* Given problem:
Quote the records that follow in full, leaving the pictures out.

* Working data:
────

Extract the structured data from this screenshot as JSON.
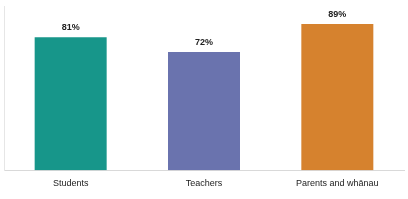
{
  "chart_data": {
    "type": "bar",
    "categories": [
      "Students",
      "Teachers",
      "Parents and whānau"
    ],
    "values": [
      81,
      72,
      89
    ],
    "value_labels": [
      "81%",
      "72%",
      "89%"
    ],
    "colors": [
      "#17968a",
      "#6a73ae",
      "#d6822e"
    ],
    "ylim": [
      0,
      100
    ],
    "grid": false,
    "data_labels": true,
    "tick_labels": "x"
  }
}
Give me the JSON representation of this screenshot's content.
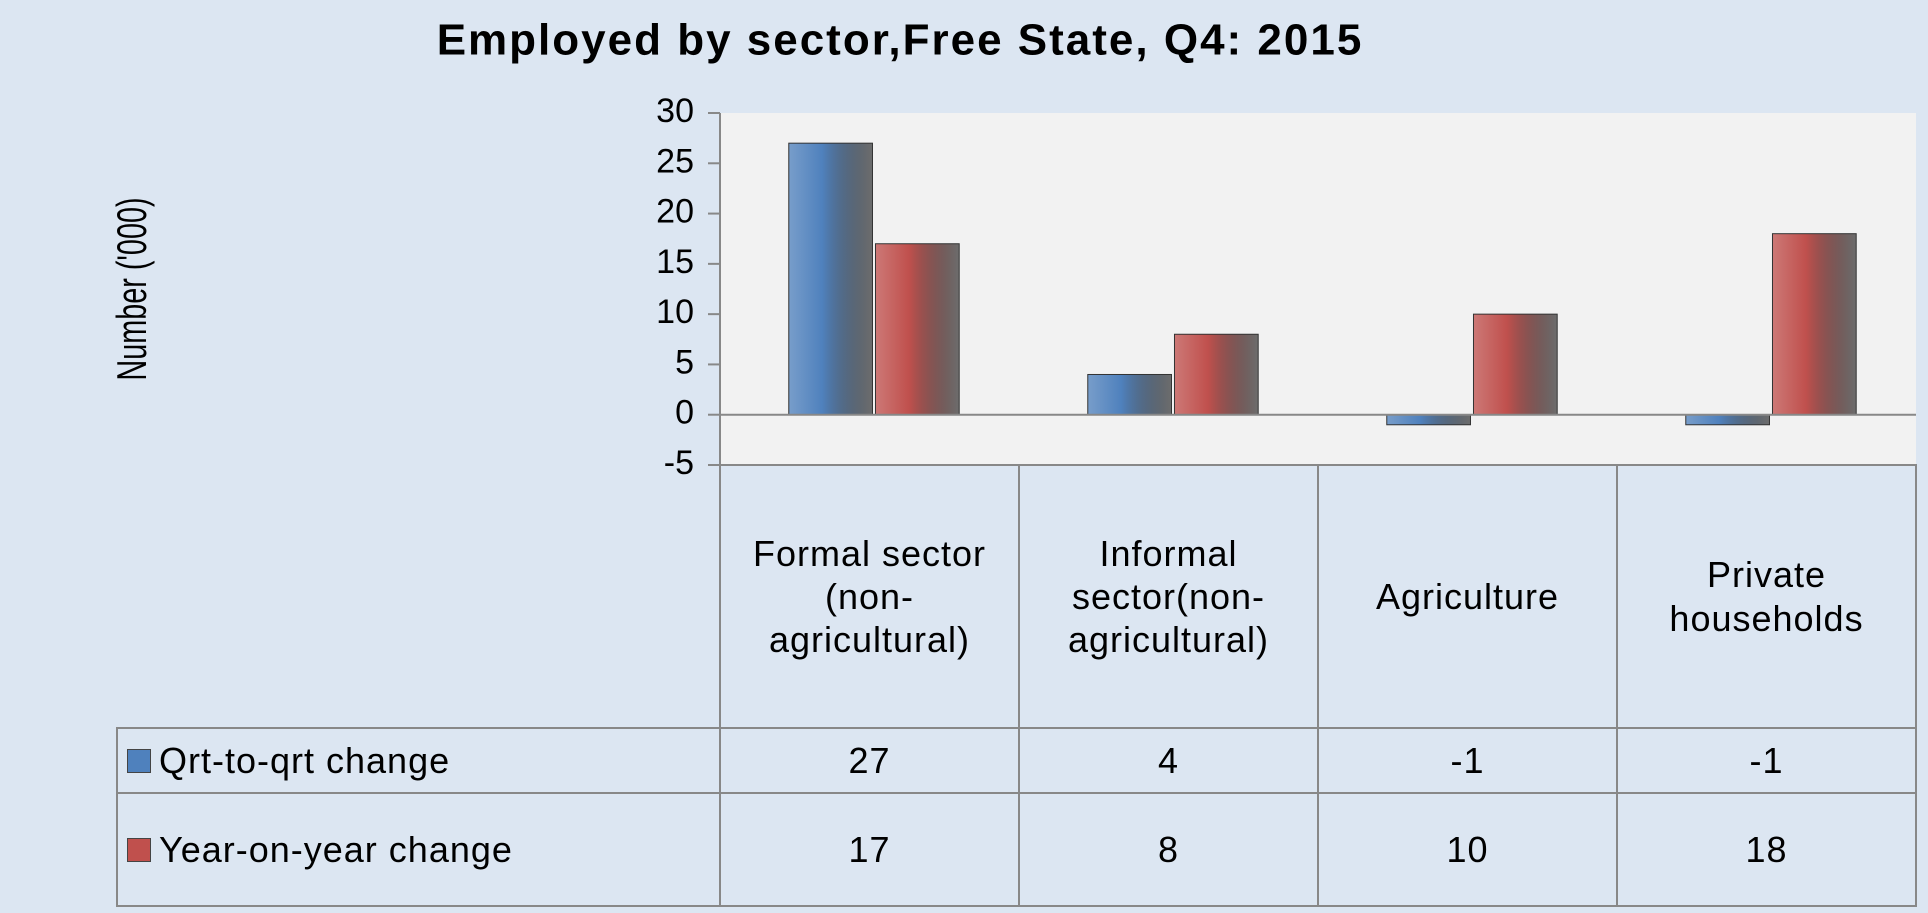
{
  "chart_data": {
    "type": "bar",
    "title": "Employed by sector,Free State, Q4: 2015",
    "y_label": "Number ('000)",
    "categories": [
      "Formal sector (non-agricultural)",
      "Informal sector(non-agricultural)",
      "Agriculture",
      "Private households"
    ],
    "series": [
      {
        "name": "Qrt-to-qrt change",
        "color": "#4f81bd",
        "values": [
          27,
          4,
          -1,
          -1
        ]
      },
      {
        "name": "Year-on-year change",
        "color": "#c0504d",
        "values": [
          17,
          8,
          10,
          18
        ]
      }
    ],
    "ylim": [
      -5,
      30
    ],
    "yticks": [
      -5,
      0,
      5,
      10,
      15,
      20,
      25,
      30
    ]
  }
}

────

* The result:
Extract the structured data from this screenshot as JSON.
{
  "chart_data": {
    "type": "bar",
    "categories": [
      "Students",
      "Teachers",
      "Parents and whānau"
    ],
    "values": [
      81,
      72,
      89
    ],
    "value_labels": [
      "81%",
      "72%",
      "89%"
    ],
    "colors": [
      "#17968a",
      "#6a73ae",
      "#d6822e"
    ],
    "ylim": [
      0,
      100
    ],
    "grid": false,
    "data_labels": true,
    "tick_labels": "x"
  }
}
Give me the JSON representation of this screenshot's content.
{
  "chart_data": {
    "type": "bar",
    "title": "Employed by sector,Free State, Q4: 2015",
    "y_label": "Number ('000)",
    "categories": [
      "Formal sector (non-agricultural)",
      "Informal sector(non-agricultural)",
      "Agriculture",
      "Private households"
    ],
    "series": [
      {
        "name": "Qrt-to-qrt change",
        "color": "#4f81bd",
        "values": [
          27,
          4,
          -1,
          -1
        ]
      },
      {
        "name": "Year-on-year change",
        "color": "#c0504d",
        "values": [
          17,
          8,
          10,
          18
        ]
      }
    ],
    "ylim": [
      -5,
      30
    ],
    "yticks": [
      -5,
      0,
      5,
      10,
      15,
      20,
      25,
      30
    ]
  }
}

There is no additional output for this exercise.